TASK DESCRIPTION: Each line of the material below should be reproduced exactly.
>> BEGIN
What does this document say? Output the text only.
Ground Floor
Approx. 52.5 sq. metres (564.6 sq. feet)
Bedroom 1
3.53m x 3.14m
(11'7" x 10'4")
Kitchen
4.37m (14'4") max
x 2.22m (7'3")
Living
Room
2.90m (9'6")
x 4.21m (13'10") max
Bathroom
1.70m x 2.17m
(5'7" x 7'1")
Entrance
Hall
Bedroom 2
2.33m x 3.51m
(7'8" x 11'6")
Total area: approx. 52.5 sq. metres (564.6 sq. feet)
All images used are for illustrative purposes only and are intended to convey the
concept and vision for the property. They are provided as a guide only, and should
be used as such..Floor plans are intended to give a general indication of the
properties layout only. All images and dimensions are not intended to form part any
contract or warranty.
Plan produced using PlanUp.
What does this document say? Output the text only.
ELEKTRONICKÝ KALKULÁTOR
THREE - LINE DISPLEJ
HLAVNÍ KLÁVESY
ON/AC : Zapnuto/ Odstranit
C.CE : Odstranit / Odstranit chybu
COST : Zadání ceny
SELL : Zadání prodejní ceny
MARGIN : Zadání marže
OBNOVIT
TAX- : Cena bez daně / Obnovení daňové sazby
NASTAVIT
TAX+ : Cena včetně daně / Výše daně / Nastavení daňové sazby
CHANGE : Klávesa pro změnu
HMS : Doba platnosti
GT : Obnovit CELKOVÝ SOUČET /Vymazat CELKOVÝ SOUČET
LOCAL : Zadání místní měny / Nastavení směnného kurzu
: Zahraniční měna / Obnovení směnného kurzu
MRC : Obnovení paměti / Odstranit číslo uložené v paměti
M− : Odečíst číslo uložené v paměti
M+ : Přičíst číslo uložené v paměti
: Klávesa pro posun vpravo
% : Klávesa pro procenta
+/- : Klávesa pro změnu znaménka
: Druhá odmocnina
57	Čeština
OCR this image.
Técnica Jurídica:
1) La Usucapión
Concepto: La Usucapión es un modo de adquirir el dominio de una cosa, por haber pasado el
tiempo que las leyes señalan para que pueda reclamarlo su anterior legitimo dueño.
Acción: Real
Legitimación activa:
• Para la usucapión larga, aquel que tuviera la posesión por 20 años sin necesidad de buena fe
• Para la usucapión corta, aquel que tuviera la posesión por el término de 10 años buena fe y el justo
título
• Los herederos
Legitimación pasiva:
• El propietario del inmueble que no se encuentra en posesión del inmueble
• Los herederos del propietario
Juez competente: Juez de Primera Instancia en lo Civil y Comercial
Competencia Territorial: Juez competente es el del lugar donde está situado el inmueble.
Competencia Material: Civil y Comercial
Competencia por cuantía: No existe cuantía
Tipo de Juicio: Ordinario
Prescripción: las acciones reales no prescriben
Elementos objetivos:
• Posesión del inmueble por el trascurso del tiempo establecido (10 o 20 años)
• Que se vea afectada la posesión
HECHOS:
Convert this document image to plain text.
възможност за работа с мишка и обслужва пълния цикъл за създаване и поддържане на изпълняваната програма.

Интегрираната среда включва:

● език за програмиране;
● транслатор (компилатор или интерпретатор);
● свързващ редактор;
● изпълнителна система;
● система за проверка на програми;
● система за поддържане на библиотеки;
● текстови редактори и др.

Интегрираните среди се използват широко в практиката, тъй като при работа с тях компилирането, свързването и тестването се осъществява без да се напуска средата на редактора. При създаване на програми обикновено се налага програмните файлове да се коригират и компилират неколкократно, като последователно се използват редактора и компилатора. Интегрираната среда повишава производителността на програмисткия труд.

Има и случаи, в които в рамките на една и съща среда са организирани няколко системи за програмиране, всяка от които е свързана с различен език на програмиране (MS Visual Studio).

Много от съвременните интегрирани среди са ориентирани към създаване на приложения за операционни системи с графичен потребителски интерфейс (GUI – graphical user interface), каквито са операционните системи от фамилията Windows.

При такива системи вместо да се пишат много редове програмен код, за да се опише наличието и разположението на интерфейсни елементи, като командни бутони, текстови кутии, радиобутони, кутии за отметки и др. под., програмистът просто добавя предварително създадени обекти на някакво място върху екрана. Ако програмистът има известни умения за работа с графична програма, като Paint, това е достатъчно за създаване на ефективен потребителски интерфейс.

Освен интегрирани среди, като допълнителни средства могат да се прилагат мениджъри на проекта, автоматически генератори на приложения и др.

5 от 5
>> END
ANSWER BELOW:
What does this document say? Output the text only.
Ground Floor
Approx. 52.5 sq. metres (564.6 sq. feet)
Bedroom 1
3.53m x 3.14m
(11'7" x 10'4")
Kitchen
4.37m (14'4") max
x 2.22m (7'3")
Living
Room
2.90m (9'6")
x 4.21m (13'10") max
Bathroom
1.70m x 2.17m
(5'7" x 7'1")
Entrance
Hall
Bedroom 2
2.33m x 3.51m
(7'8" x 11'6")
Total area: approx. 52.5 sq. metres (564.6 sq. feet)
All images used are for illustrative purposes only and are intended to convey the
concept and vision for the property. They are provided as a guide only, and should
be used as such..Floor plans are intended to give a general indication of the
properties layout only. All images and dimensions are not intended to form part any
contract or warranty.
Plan produced using PlanUp.
What does this document say? Output the text only.
ELEKTRONICKÝ KALKULÁTOR
THREE - LINE DISPLEJ
HLAVNÍ KLÁVESY
ON/AC : Zapnuto/ Odstranit
C.CE : Odstranit / Odstranit chybu
COST : Zadání ceny
SELL : Zadání prodejní ceny
MARGIN : Zadání marže
OBNOVIT
TAX- : Cena bez daně / Obnovení daňové sazby
NASTAVIT
TAX+ : Cena včetně daně / Výše daně / Nastavení daňové sazby
CHANGE : Klávesa pro změnu
HMS : Doba platnosti
GT : Obnovit CELKOVÝ SOUČET /Vymazat CELKOVÝ SOUČET
LOCAL : Zadání místní měny / Nastavení směnného kurzu
: Zahraniční měna / Obnovení směnného kurzu
MRC : Obnovení paměti / Odstranit číslo uložené v paměti
M− : Odečíst číslo uložené v paměti
M+ : Přičíst číslo uložené v paměti
: Klávesa pro posun vpravo
% : Klávesa pro procenta
+/- : Klávesa pro změnu znaménka
: Druhá odmocnina
57	Čeština
OCR this image.
Técnica Jurídica:
1) La Usucapión
Concepto: La Usucapión es un modo de adquirir el dominio de una cosa, por haber pasado el
tiempo que las leyes señalan para que pueda reclamarlo su anterior legitimo dueño.
Acción: Real
Legitimación activa:
• Para la usucapión larga, aquel que tuviera la posesión por 20 años sin necesidad de buena fe
• Para la usucapión corta, aquel que tuviera la posesión por el término de 10 años buena fe y el justo
título
• Los herederos
Legitimación pasiva:
• El propietario del inmueble que no se encuentra en posesión del inmueble
• Los herederos del propietario
Juez competente: Juez de Primera Instancia en lo Civil y Comercial
Competencia Territorial: Juez competente es el del lugar donde está situado el inmueble.
Competencia Material: Civil y Comercial
Competencia por cuantía: No existe cuantía
Tipo de Juicio: Ordinario
Prescripción: las acciones reales no prescriben
Elementos objetivos:
• Posesión del inmueble por el trascurso del tiempo establecido (10 o 20 años)
• Que se vea afectada la posesión
HECHOS:
Convert this document image to plain text.
възможност за работа с мишка и обслужва пълния цикъл за създаване и поддържане на изпълняваната програма.

Интегрираната среда включва:

● език за програмиране;
● транслатор (компилатор или интерпретатор);
● свързващ редактор;
● изпълнителна система;
● система за проверка на програми;
● система за поддържане на библиотеки;
● текстови редактори и др.

Интегрираните среди се използват широко в практиката, тъй като при работа с тях компилирането, свързването и тестването се осъществява без да се напуска средата на редактора. При създаване на програми обикновено се налага програмните файлове да се коригират и компилират неколкократно, като последователно се използват редактора и компилатора. Интегрираната среда повишава производителността на програмисткия труд.

Има и случаи, в които в рамките на една и съща среда са организирани няколко системи за програмиране, всяка от които е свързана с различен език на програмиране (MS Visual Studio).

Много от съвременните интегрирани среди са ориентирани към създаване на приложения за операционни системи с графичен потребителски интерфейс (GUI – graphical user interface), каквито са операционните системи от фамилията Windows.

При такива системи вместо да се пишат много редове програмен код, за да се опише наличието и разположението на интерфейсни елементи, като командни бутони, текстови кутии, радиобутони, кутии за отметки и др. под., програмистът просто добавя предварително създадени обекти на някакво място върху екрана. Ако програмистът има известни умения за работа с графична програма, като Paint, това е достатъчно за създаване на ефективен потребителски интерфейс.

Освен интегрирани среди, като допълнителни средства могат да се прилагат мениджъри на проекта, автоматически генератори на приложения и др.

5 от 5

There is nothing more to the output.